▶ [Data section]:
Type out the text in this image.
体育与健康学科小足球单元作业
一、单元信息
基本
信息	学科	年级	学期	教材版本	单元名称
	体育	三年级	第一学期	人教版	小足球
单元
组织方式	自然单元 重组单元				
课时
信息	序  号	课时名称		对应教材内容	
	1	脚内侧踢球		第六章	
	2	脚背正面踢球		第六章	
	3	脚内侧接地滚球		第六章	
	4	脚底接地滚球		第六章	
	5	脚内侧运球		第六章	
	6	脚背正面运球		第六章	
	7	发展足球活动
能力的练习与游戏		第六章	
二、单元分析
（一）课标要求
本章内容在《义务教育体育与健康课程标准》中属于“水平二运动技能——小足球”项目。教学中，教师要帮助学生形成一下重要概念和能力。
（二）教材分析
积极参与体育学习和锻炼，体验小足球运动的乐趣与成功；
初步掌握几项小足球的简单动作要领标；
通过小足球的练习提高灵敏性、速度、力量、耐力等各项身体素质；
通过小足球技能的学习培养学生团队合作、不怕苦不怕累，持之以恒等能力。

▶ [Problem statement]: Each line of the listing should be echoed back exactly.

▶ [Reply]:
Type out the text in this image.
体育与健康学科小足球单元作业
一、单元信息
基本
信息	学科	年级	学期	教材版本	单元名称
	体育	三年级	第一学期	人教版	小足球
单元
组织方式	自然单元 重组单元				
课时
信息	序  号	课时名称		对应教材内容	
	1	脚内侧踢球		第六章	
	2	脚背正面踢球		第六章	
	3	脚内侧接地滚球		第六章	
	4	脚底接地滚球		第六章	
	5	脚内侧运球		第六章	
	6	脚背正面运球		第六章	
	7	发展足球活动
能力的练习与游戏		第六章	
二、单元分析
（一）课标要求
本章内容在《义务教育体育与健康课程标准》中属于“水平二运动技能——小足球”项目。教学中，教师要帮助学生形成一下重要概念和能力。
（二）教材分析
积极参与体育学习和锻炼，体验小足球运动的乐趣与成功；
初步掌握几项小足球的简单动作要领标；
通过小足球的练习提高灵敏性、速度、力量、耐力等各项身体素质；
通过小足球技能的学习培养学生团队合作、不怕苦不怕累，持之以恒等能力。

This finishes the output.